THE EXERCISE
Extract each line containing the string "screenshot".

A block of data
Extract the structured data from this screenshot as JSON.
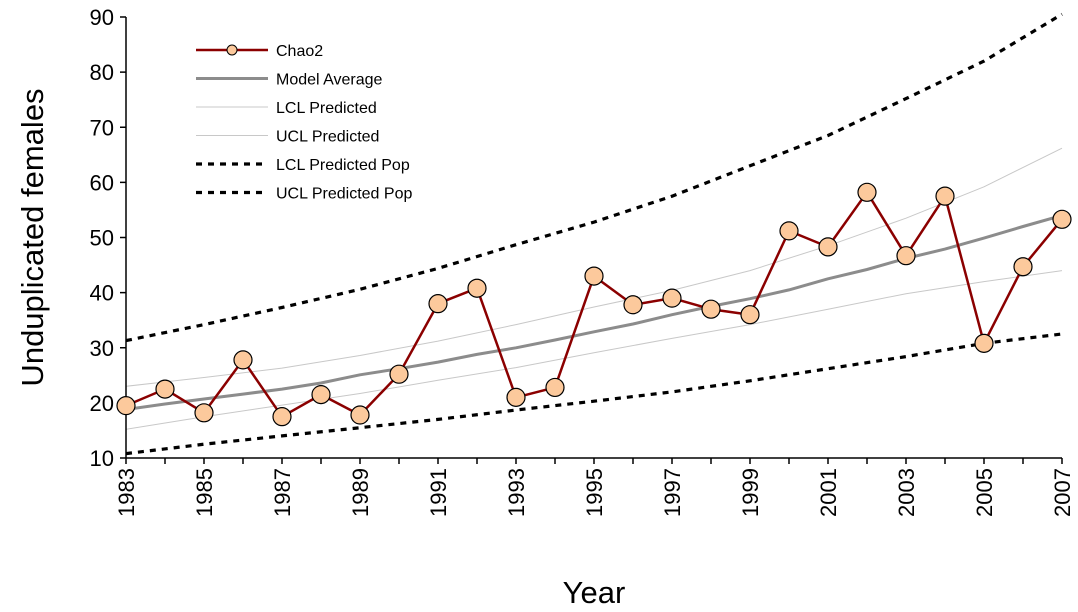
{
  "chart_data": {
    "type": "line",
    "xlabel": "Year",
    "ylabel": "Unduplicated females",
    "xlim": [
      1983,
      2007
    ],
    "ylim": [
      10,
      90
    ],
    "x_ticks": [
      "1983",
      "1985",
      "1987",
      "1989",
      "1991",
      "1993",
      "1995",
      "1997",
      "1999",
      "2001",
      "2003",
      "2005",
      "2007"
    ],
    "y_ticks": [
      "10",
      "20",
      "30",
      "40",
      "50",
      "60",
      "70",
      "80",
      "90"
    ],
    "grid": false,
    "legend_position": "top-left",
    "series": [
      {
        "name": "Chao2",
        "style": "line-markers",
        "color": "#8b0000",
        "marker_color": "#fcc99c",
        "x": [
          1983,
          1984,
          1985,
          1986,
          1987,
          1988,
          1989,
          1990,
          1991,
          1992,
          1993,
          1994,
          1995,
          1996,
          1997,
          1998,
          1999,
          2000,
          2001,
          2002,
          2003,
          2004,
          2005,
          2006,
          2007
        ],
        "values": [
          19.5,
          22.5,
          18.2,
          27.8,
          17.5,
          21.5,
          17.8,
          25.2,
          38.0,
          40.8,
          21.0,
          22.8,
          43.0,
          37.8,
          39.0,
          37.0,
          36.0,
          51.2,
          48.3,
          58.2,
          46.7,
          57.5,
          30.8,
          44.7,
          53.3
        ]
      },
      {
        "name": "Model Average",
        "style": "solid-thick",
        "color": "#8c8c8c",
        "x": [
          1983,
          1984,
          1985,
          1986,
          1987,
          1988,
          1989,
          1990,
          1991,
          1992,
          1993,
          1994,
          1995,
          1996,
          1997,
          1998,
          1999,
          2000,
          2001,
          2002,
          2003,
          2004,
          2005,
          2006,
          2007
        ],
        "values": [
          18.8,
          19.8,
          20.7,
          21.6,
          22.5,
          23.6,
          25.1,
          26.2,
          27.4,
          28.8,
          30.0,
          31.4,
          32.9,
          34.3,
          36.0,
          37.5,
          38.9,
          40.5,
          42.5,
          44.2,
          46.2,
          47.9,
          49.9,
          52.0,
          54.0
        ]
      },
      {
        "name": "LCL Predicted",
        "style": "solid-thin",
        "color": "#c8c8c8",
        "x": [
          1983,
          1985,
          1987,
          1989,
          1991,
          1993,
          1995,
          1997,
          1999,
          2001,
          2003,
          2005,
          2007
        ],
        "values": [
          15.2,
          17.5,
          19.6,
          21.7,
          24.1,
          26.4,
          29.1,
          31.7,
          34.2,
          37.0,
          39.8,
          42.0,
          44.0
        ]
      },
      {
        "name": "UCL Predicted",
        "style": "solid-thin",
        "color": "#c8c8c8",
        "x": [
          1983,
          1985,
          1987,
          1989,
          1991,
          1993,
          1995,
          1997,
          1999,
          2001,
          2003,
          2005,
          2007
        ],
        "values": [
          23.0,
          24.6,
          26.3,
          28.6,
          31.2,
          34.2,
          37.4,
          40.4,
          44.0,
          48.5,
          53.5,
          59.2,
          66.2
        ]
      },
      {
        "name": "LCL Predicted Pop",
        "style": "dotted-thick",
        "color": "#000000",
        "x": [
          1983,
          1985,
          1987,
          1989,
          1991,
          1993,
          1995,
          1997,
          1999,
          2001,
          2003,
          2005,
          2007
        ],
        "values": [
          10.8,
          12.5,
          14.0,
          15.5,
          17.0,
          18.7,
          20.3,
          22.0,
          24.0,
          26.2,
          28.4,
          30.8,
          32.5
        ]
      },
      {
        "name": "UCL Predicted Pop",
        "style": "dotted-thick",
        "color": "#000000",
        "x": [
          1983,
          1985,
          1987,
          1989,
          1991,
          1993,
          1995,
          1997,
          1999,
          2001,
          2003,
          2005,
          2007
        ],
        "values": [
          31.3,
          34.2,
          37.3,
          40.6,
          44.4,
          48.7,
          52.8,
          57.5,
          63.0,
          68.5,
          75.2,
          82.0,
          90.5
        ]
      }
    ]
  }
}
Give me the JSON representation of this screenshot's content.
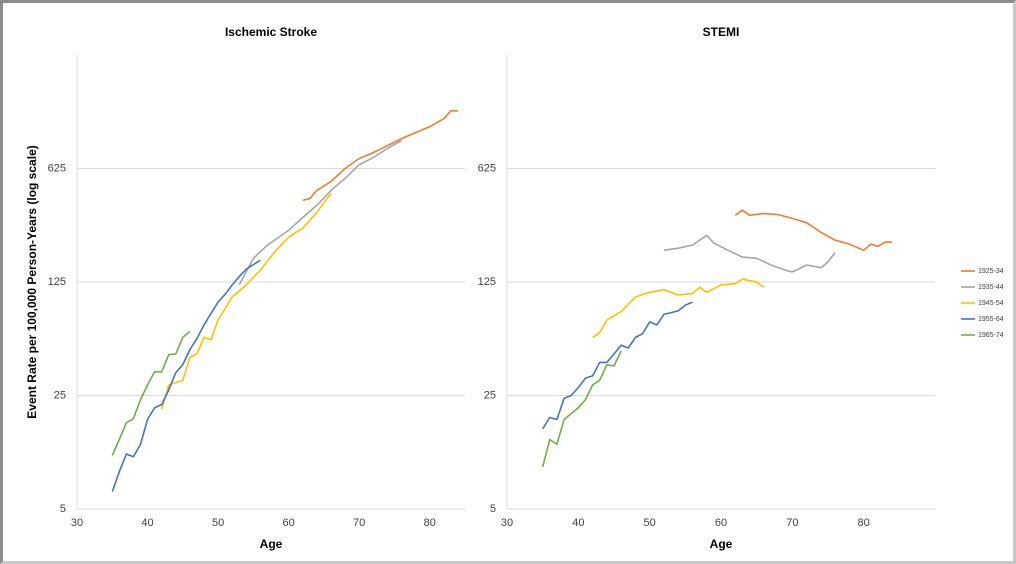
{
  "chart_data": [
    {
      "type": "line",
      "title": "Ischemic Stroke",
      "x_label": "Age",
      "y_label": "Event Rate per 100,000 Person-Years (log scale)",
      "log_y": true,
      "grid": true,
      "xlim": [
        30,
        85
      ],
      "xticks": [
        30,
        40,
        50,
        60,
        70,
        80
      ],
      "ylim": [
        5,
        3125
      ],
      "yticks": [
        5,
        25,
        125,
        625
      ],
      "series": [
        {
          "name": "1925-34",
          "color": "#ed7d31",
          "x": [
            62,
            63,
            64,
            66,
            68,
            70,
            72,
            74,
            76,
            78,
            80,
            82,
            83,
            84
          ],
          "values": [
            398,
            408,
            458,
            520,
            625,
            720,
            783,
            865,
            955,
            1040,
            1130,
            1266,
            1417,
            1417
          ]
        },
        {
          "name": "1935-44",
          "color": "#a5a5a5",
          "x": [
            53,
            55,
            57,
            60,
            62,
            64,
            66,
            68,
            70,
            72,
            74,
            76
          ],
          "values": [
            120,
            175,
            211,
            260,
            312,
            371,
            458,
            543,
            660,
            730,
            830,
            929
          ]
        },
        {
          "name": "1945-54",
          "color": "#ffc000",
          "x": [
            42,
            43,
            44,
            45,
            46,
            47,
            48,
            49,
            50,
            52,
            54,
            56,
            58,
            60,
            62,
            64,
            66
          ],
          "values": [
            20.6,
            29,
            30,
            31,
            43,
            45,
            57,
            55,
            73,
            101,
            120,
            148,
            191,
            236,
            268,
            336,
            439
          ]
        },
        {
          "name": "1955-64",
          "color": "#4472c4",
          "x": [
            35,
            36,
            37,
            38,
            39,
            40,
            41,
            42,
            43,
            44,
            45,
            46,
            47,
            48,
            49,
            50,
            51,
            52,
            53,
            54,
            55,
            56
          ],
          "values": [
            6.4,
            8.5,
            10.9,
            10.5,
            12.5,
            17.8,
            21,
            22,
            27,
            34.6,
            38.7,
            48,
            56,
            68,
            80,
            94,
            105,
            120,
            135,
            150,
            160,
            170
          ]
        },
        {
          "name": "1965-74",
          "color": "#70ad47",
          "x": [
            35,
            36,
            37,
            38,
            39,
            40,
            41,
            42,
            43,
            44,
            45,
            46
          ],
          "values": [
            10.7,
            13.4,
            17,
            18,
            23.6,
            29,
            35,
            35,
            44.6,
            45,
            57,
            62
          ]
        }
      ]
    },
    {
      "type": "line",
      "title": "STEMI",
      "x_label": "Age",
      "legend": "right",
      "log_y": true,
      "grid": true,
      "xlim": [
        30,
        90
      ],
      "xticks": [
        30,
        40,
        50,
        60,
        70,
        80
      ],
      "ylim": [
        5,
        3125
      ],
      "yticks": [
        5,
        25,
        125,
        625
      ],
      "series": [
        {
          "name": "1925-34",
          "color": "#ed7d31",
          "x": [
            62,
            63,
            64,
            66,
            68,
            70,
            72,
            74,
            76,
            78,
            80,
            81,
            82,
            83,
            84
          ],
          "values": [
            322,
            346,
            322,
            330,
            325,
            308,
            290,
            253,
            226,
            214,
            196,
            214,
            207,
            220,
            220
          ]
        },
        {
          "name": "1935-44",
          "color": "#a5a5a5",
          "x": [
            52,
            54,
            56,
            57,
            58,
            59,
            61,
            63,
            65,
            67,
            69,
            70,
            72,
            74,
            75,
            76
          ],
          "values": [
            196,
            202,
            211,
            226,
            242,
            217,
            196,
            178,
            175,
            159,
            148,
            144,
            159,
            153,
            166,
            190
          ]
        },
        {
          "name": "1945-54",
          "color": "#ffc000",
          "x": [
            42,
            43,
            44,
            46,
            48,
            50,
            52,
            54,
            56,
            57,
            58,
            60,
            62,
            63,
            65,
            66
          ],
          "values": [
            57,
            61,
            73,
            82,
            101,
            108,
            112,
            104,
            106,
            116,
            108,
            120,
            122,
            130,
            125,
            116
          ]
        },
        {
          "name": "1955-64",
          "color": "#4472c4",
          "x": [
            35,
            36,
            37,
            38,
            39,
            40,
            41,
            42,
            43,
            44,
            45,
            46,
            47,
            48,
            49,
            50,
            51,
            52,
            54,
            55,
            56
          ],
          "values": [
            15.6,
            18.3,
            17.8,
            24,
            25,
            28,
            32,
            33,
            40,
            40,
            45,
            51,
            49,
            57,
            60,
            71,
            68,
            79,
            83,
            90,
            94
          ]
        },
        {
          "name": "1965-74",
          "color": "#70ad47",
          "x": [
            35,
            36,
            37,
            38,
            40,
            41,
            42,
            43,
            44,
            45,
            46
          ],
          "values": [
            9.1,
            13.4,
            12.5,
            17.8,
            21,
            23.6,
            29,
            31,
            38.7,
            38,
            47
          ]
        }
      ]
    }
  ]
}
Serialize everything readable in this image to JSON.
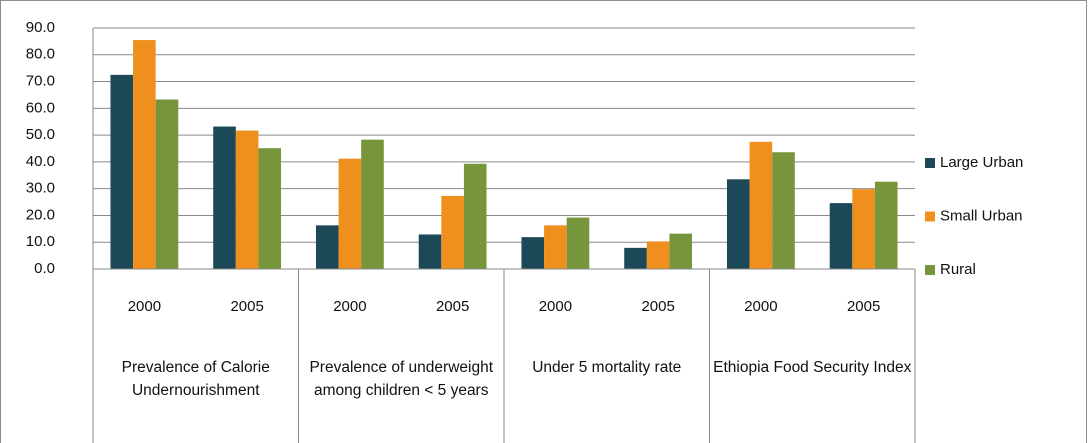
{
  "chart_data": {
    "type": "bar",
    "groups": [
      {
        "label": "Prevalence of Calorie Undernourishment",
        "categories": [
          "2000",
          "2005"
        ]
      },
      {
        "label": "Prevalence of underweight among children < 5 years",
        "categories": [
          "2000",
          "2005"
        ]
      },
      {
        "label": "Under 5 mortality rate",
        "categories": [
          "2000",
          "2005"
        ]
      },
      {
        "label": "Ethiopia Food Security Index",
        "categories": [
          "2000",
          "2005"
        ]
      }
    ],
    "series": [
      {
        "name": "Large Urban",
        "color": "#1d4858",
        "values": [
          72.5,
          53.2,
          16.3,
          12.9,
          11.9,
          7.9,
          33.5,
          24.6
        ]
      },
      {
        "name": "Small Urban",
        "color": "#ef901e",
        "values": [
          85.5,
          51.7,
          41.2,
          27.3,
          16.3,
          10.3,
          47.5,
          29.8
        ]
      },
      {
        "name": "Rural",
        "color": "#77953b",
        "values": [
          63.3,
          45.1,
          48.3,
          39.3,
          19.2,
          13.2,
          43.6,
          32.6
        ]
      }
    ],
    "ylim": [
      0,
      90
    ],
    "yticks": [
      {
        "value": 0,
        "label": "0.0"
      },
      {
        "value": 10,
        "label": "10.0"
      },
      {
        "value": 20,
        "label": "20.0"
      },
      {
        "value": 30,
        "label": "30.0"
      },
      {
        "value": 40,
        "label": "40.0"
      },
      {
        "value": 50,
        "label": "50.0"
      },
      {
        "value": 60,
        "label": "60.0"
      },
      {
        "value": 70,
        "label": "70.0"
      },
      {
        "value": 80,
        "label": "80.0"
      },
      {
        "value": 90,
        "label": "90.0"
      }
    ],
    "grid": true,
    "legend": "right"
  }
}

RESPONSE FOR THIS EXERCISE
Extract the structured data from this screenshot as JSON.
Give me the JSON representation of this screenshot's content.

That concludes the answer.